Write out the records word for word, with no pictures.

RECORDS FOR THIS EXERCISE:
☆ ☆ ☆ ☆ ☆ ☆ ☆

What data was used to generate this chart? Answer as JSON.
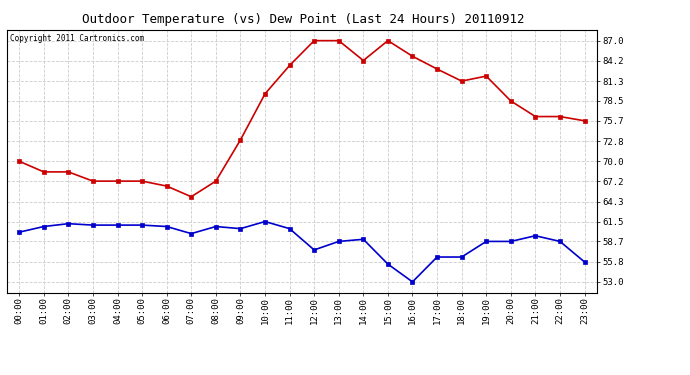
{
  "title": "Outdoor Temperature (vs) Dew Point (Last 24 Hours) 20110912",
  "copyright": "Copyright 2011 Cartronics.com",
  "hours": [
    "00:00",
    "01:00",
    "02:00",
    "03:00",
    "04:00",
    "05:00",
    "06:00",
    "07:00",
    "08:00",
    "09:00",
    "10:00",
    "11:00",
    "12:00",
    "13:00",
    "14:00",
    "15:00",
    "16:00",
    "17:00",
    "18:00",
    "19:00",
    "20:00",
    "21:00",
    "22:00",
    "23:00"
  ],
  "temp": [
    70.0,
    68.5,
    68.5,
    67.2,
    67.2,
    67.2,
    66.5,
    65.0,
    67.2,
    73.0,
    79.5,
    83.5,
    87.0,
    87.0,
    84.2,
    87.0,
    84.8,
    83.0,
    81.3,
    82.0,
    78.5,
    76.3,
    76.3,
    75.7
  ],
  "dew": [
    60.0,
    60.8,
    61.2,
    61.0,
    61.0,
    61.0,
    60.8,
    59.8,
    60.8,
    60.5,
    61.5,
    60.5,
    57.5,
    58.7,
    59.0,
    55.5,
    53.0,
    56.5,
    56.5,
    58.7,
    58.7,
    59.5,
    58.7,
    55.8
  ],
  "temp_color": "#cc0000",
  "dew_color": "#0000cc",
  "bg_color": "#ffffff",
  "plot_bg_color": "#ffffff",
  "grid_color": "#cccccc",
  "yticks": [
    53.0,
    55.8,
    58.7,
    61.5,
    64.3,
    67.2,
    70.0,
    72.8,
    75.7,
    78.5,
    81.3,
    84.2,
    87.0
  ],
  "ylim": [
    51.5,
    88.5
  ],
  "marker": "s",
  "marker_size": 2.5,
  "linewidth": 1.2,
  "title_fontsize": 9,
  "tick_fontsize": 6.5,
  "copyright_fontsize": 5.5
}
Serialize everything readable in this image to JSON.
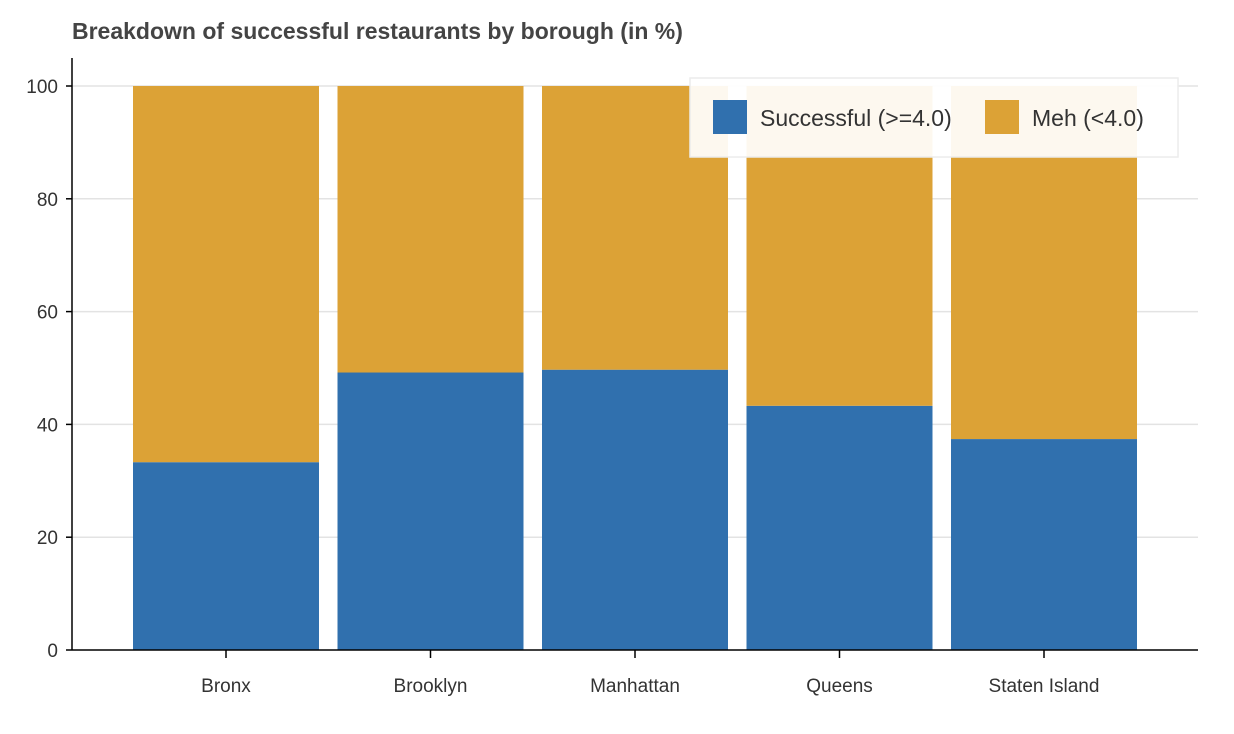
{
  "chart_data": {
    "type": "bar",
    "stacked": true,
    "title": "Breakdown of successful restaurants by borough (in %)",
    "xlabel": "",
    "ylabel": "",
    "categories": [
      "Bronx",
      "Brooklyn",
      "Manhattan",
      "Queens",
      "Staten Island"
    ],
    "series": [
      {
        "name": "Successful (>=4.0)",
        "color": "#3070ae",
        "values": [
          33.3,
          49.2,
          49.7,
          43.3,
          37.4
        ]
      },
      {
        "name": "Meh (<4.0)",
        "color": "#dca236",
        "values": [
          66.7,
          50.8,
          50.3,
          56.7,
          62.6
        ]
      }
    ],
    "ylim": [
      0,
      100
    ],
    "yticks": [
      0,
      20,
      40,
      60,
      80,
      100
    ],
    "grid": "horizontal",
    "legend_position": "top-right"
  }
}
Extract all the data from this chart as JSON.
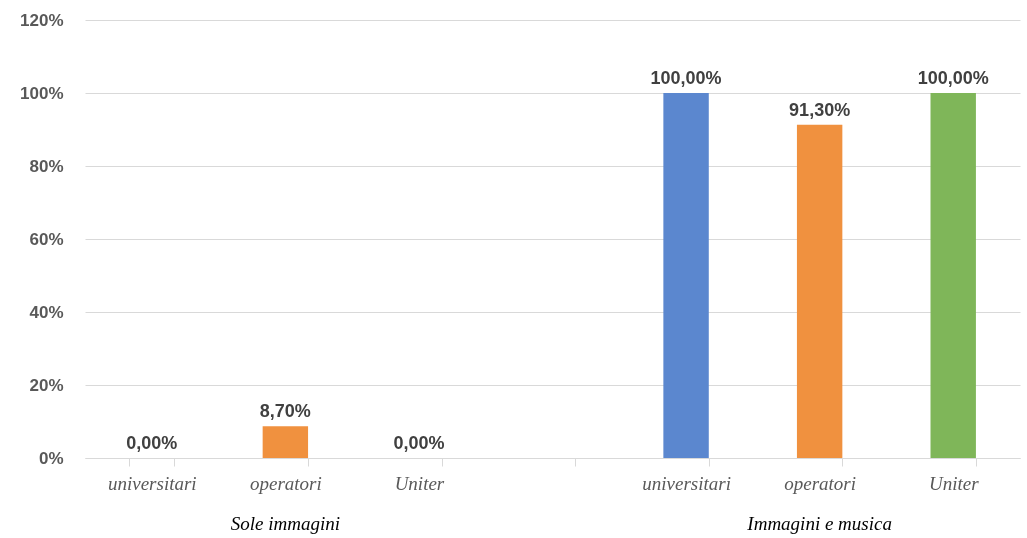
{
  "chart_data": {
    "type": "bar",
    "categories": [
      "universitari",
      "operatori",
      "Uniter",
      null,
      "universitari",
      "operatori",
      "Uniter"
    ],
    "values": [
      0,
      8.7,
      0,
      null,
      100,
      91.3,
      100
    ],
    "colors": [
      "#5b87cf",
      "#f0913f",
      "#7fb659",
      "#5b87cf",
      "#5b87cf",
      "#f0913f",
      "#7fb659"
    ],
    "value_labels": [
      "0,00%",
      "8,70%",
      "0,00%",
      null,
      "100,00%",
      "91,30%",
      "100,00%"
    ],
    "ylim": [
      0,
      120
    ],
    "yticks": [
      {
        "value": 0,
        "label": "0%"
      },
      {
        "value": 20,
        "label": "20%"
      },
      {
        "value": 40,
        "label": "40%"
      },
      {
        "value": 60,
        "label": "60%"
      },
      {
        "value": 80,
        "label": "80%"
      },
      {
        "value": 100,
        "label": "100%"
      },
      {
        "value": 120,
        "label": "120%"
      }
    ],
    "grid": "y",
    "annotations": [
      "Sole immagini",
      "Immagini e musica"
    ]
  }
}
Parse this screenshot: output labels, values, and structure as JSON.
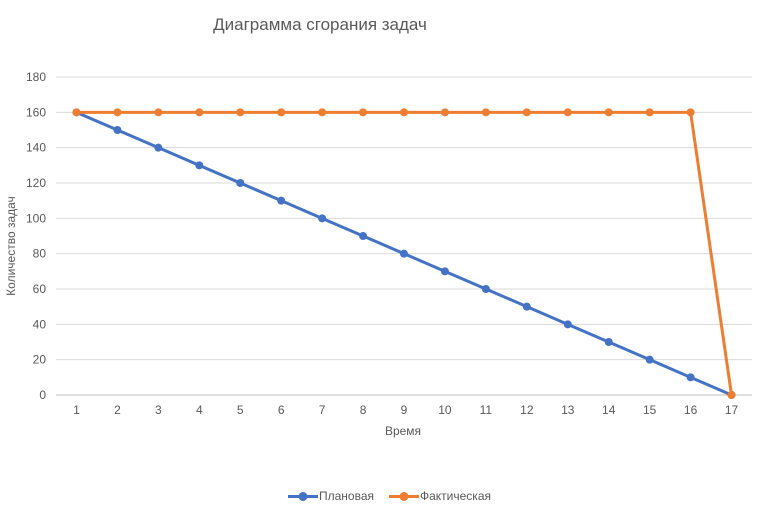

☆ ☆ ☆ ☆ ☆ ☆ ☆

EXERCISE OUTPUT:
What data was used to generate this chart? Answer as JSON.
{
  "title": "Outdoor Temperature (vs) Dew Point (Last 24 Hours) 20110912",
  "copyright": "Copyright 2011 Cartronics.com",
  "hours": [
    "00:00",
    "01:00",
    "02:00",
    "03:00",
    "04:00",
    "05:00",
    "06:00",
    "07:00",
    "08:00",
    "09:00",
    "10:00",
    "11:00",
    "12:00",
    "13:00",
    "14:00",
    "15:00",
    "16:00",
    "17:00",
    "18:00",
    "19:00",
    "20:00",
    "21:00",
    "22:00",
    "23:00"
  ],
  "temp": [
    70.0,
    68.5,
    68.5,
    67.2,
    67.2,
    67.2,
    66.5,
    65.0,
    67.2,
    73.0,
    79.5,
    83.5,
    87.0,
    87.0,
    84.2,
    87.0,
    84.8,
    83.0,
    81.3,
    82.0,
    78.5,
    76.3,
    76.3,
    75.7
  ],
  "dew": [
    60.0,
    60.8,
    61.2,
    61.0,
    61.0,
    61.0,
    60.8,
    59.8,
    60.8,
    60.5,
    61.5,
    60.5,
    57.5,
    58.7,
    59.0,
    55.5,
    53.0,
    56.5,
    56.5,
    58.7,
    58.7,
    59.5,
    58.7,
    55.8
  ],
  "temp_color": "#cc0000",
  "dew_color": "#0000cc",
  "bg_color": "#ffffff",
  "plot_bg_color": "#ffffff",
  "grid_color": "#cccccc",
  "yticks": [
    53.0,
    55.8,
    58.7,
    61.5,
    64.3,
    67.2,
    70.0,
    72.8,
    75.7,
    78.5,
    81.3,
    84.2,
    87.0
  ],
  "ylim": [
    51.5,
    88.5
  ],
  "marker": "s",
  "marker_size": 2.5,
  "linewidth": 1.2,
  "title_fontsize": 9,
  "tick_fontsize": 6.5,
  "copyright_fontsize": 5.5
}
Serialize everything readable in this image to JSON.
{
  "chart_data": {
    "type": "bar",
    "stacked": true,
    "title": "Breakdown of successful restaurants by borough (in %)",
    "xlabel": "",
    "ylabel": "",
    "categories": [
      "Bronx",
      "Brooklyn",
      "Manhattan",
      "Queens",
      "Staten Island"
    ],
    "series": [
      {
        "name": "Successful (>=4.0)",
        "color": "#3070ae",
        "values": [
          33.3,
          49.2,
          49.7,
          43.3,
          37.4
        ]
      },
      {
        "name": "Meh (<4.0)",
        "color": "#dca236",
        "values": [
          66.7,
          50.8,
          50.3,
          56.7,
          62.6
        ]
      }
    ],
    "ylim": [
      0,
      100
    ],
    "yticks": [
      0,
      20,
      40,
      60,
      80,
      100
    ],
    "grid": "horizontal",
    "legend_position": "top-right"
  }
}
Extract all the data from this chart as JSON.
{
  "chart_data": {
    "type": "bar",
    "categories": [
      "universitari",
      "operatori",
      "Uniter",
      null,
      "universitari",
      "operatori",
      "Uniter"
    ],
    "values": [
      0,
      8.7,
      0,
      null,
      100,
      91.3,
      100
    ],
    "colors": [
      "#5b87cf",
      "#f0913f",
      "#7fb659",
      "#5b87cf",
      "#5b87cf",
      "#f0913f",
      "#7fb659"
    ],
    "value_labels": [
      "0,00%",
      "8,70%",
      "0,00%",
      null,
      "100,00%",
      "91,30%",
      "100,00%"
    ],
    "ylim": [
      0,
      120
    ],
    "yticks": [
      {
        "value": 0,
        "label": "0%"
      },
      {
        "value": 20,
        "label": "20%"
      },
      {
        "value": 40,
        "label": "40%"
      },
      {
        "value": 60,
        "label": "60%"
      },
      {
        "value": 80,
        "label": "80%"
      },
      {
        "value": 100,
        "label": "100%"
      },
      {
        "value": 120,
        "label": "120%"
      }
    ],
    "grid": "y",
    "annotations": [
      "Sole immagini",
      "Immagini e musica"
    ]
  }
}
Parse this screenshot: output labels, values, and structure as JSON.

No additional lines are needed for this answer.